[Recorded data]
— begin —

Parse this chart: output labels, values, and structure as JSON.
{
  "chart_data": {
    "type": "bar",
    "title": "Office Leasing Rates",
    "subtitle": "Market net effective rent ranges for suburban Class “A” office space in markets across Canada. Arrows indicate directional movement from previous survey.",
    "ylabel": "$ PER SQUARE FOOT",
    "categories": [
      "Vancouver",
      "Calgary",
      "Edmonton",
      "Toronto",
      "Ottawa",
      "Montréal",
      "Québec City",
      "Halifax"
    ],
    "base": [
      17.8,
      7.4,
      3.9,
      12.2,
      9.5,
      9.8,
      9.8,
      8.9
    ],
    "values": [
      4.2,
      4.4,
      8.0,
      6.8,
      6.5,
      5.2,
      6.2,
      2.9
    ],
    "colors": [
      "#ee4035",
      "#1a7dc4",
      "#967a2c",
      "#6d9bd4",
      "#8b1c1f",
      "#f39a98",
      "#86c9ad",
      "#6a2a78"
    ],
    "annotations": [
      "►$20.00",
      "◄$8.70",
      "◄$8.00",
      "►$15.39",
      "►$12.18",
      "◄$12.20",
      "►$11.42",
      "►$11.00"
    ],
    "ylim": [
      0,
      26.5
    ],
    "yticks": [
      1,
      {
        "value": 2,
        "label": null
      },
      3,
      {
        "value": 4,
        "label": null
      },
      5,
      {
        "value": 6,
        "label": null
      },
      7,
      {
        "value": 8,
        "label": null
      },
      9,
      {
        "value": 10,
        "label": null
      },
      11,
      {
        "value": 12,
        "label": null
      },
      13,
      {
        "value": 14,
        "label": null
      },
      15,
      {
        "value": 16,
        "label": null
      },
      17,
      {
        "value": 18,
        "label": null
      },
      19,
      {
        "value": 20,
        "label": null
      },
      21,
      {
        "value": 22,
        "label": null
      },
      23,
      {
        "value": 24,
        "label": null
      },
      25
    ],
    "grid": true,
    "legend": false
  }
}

— end —

=== Set task ===
Return all of the data word for word.

=== Answer to the problem ===
Parse this chart: output labels, values, and structure as JSON.
{
  "chart_data": {
    "type": "bar",
    "title": "Office Leasing Rates",
    "subtitle": "Market net effective rent ranges for suburban Class “A” office space in markets across Canada. Arrows indicate directional movement from previous survey.",
    "ylabel": "$ PER SQUARE FOOT",
    "categories": [
      "Vancouver",
      "Calgary",
      "Edmonton",
      "Toronto",
      "Ottawa",
      "Montréal",
      "Québec City",
      "Halifax"
    ],
    "base": [
      17.8,
      7.4,
      3.9,
      12.2,
      9.5,
      9.8,
      9.8,
      8.9
    ],
    "values": [
      4.2,
      4.4,
      8.0,
      6.8,
      6.5,
      5.2,
      6.2,
      2.9
    ],
    "colors": [
      "#ee4035",
      "#1a7dc4",
      "#967a2c",
      "#6d9bd4",
      "#8b1c1f",
      "#f39a98",
      "#86c9ad",
      "#6a2a78"
    ],
    "annotations": [
      "►$20.00",
      "◄$8.70",
      "◄$8.00",
      "►$15.39",
      "►$12.18",
      "◄$12.20",
      "►$11.42",
      "►$11.00"
    ],
    "ylim": [
      0,
      26.5
    ],
    "yticks": [
      1,
      {
        "value": 2,
        "label": null
      },
      3,
      {
        "value": 4,
        "label": null
      },
      5,
      {
        "value": 6,
        "label": null
      },
      7,
      {
        "value": 8,
        "label": null
      },
      9,
      {
        "value": 10,
        "label": null
      },
      11,
      {
        "value": 12,
        "label": null
      },
      13,
      {
        "value": 14,
        "label": null
      },
      15,
      {
        "value": 16,
        "label": null
      },
      17,
      {
        "value": 18,
        "label": null
      },
      19,
      {
        "value": 20,
        "label": null
      },
      21,
      {
        "value": 22,
        "label": null
      },
      23,
      {
        "value": 24,
        "label": null
      },
      25
    ],
    "grid": true,
    "legend": false
  }
}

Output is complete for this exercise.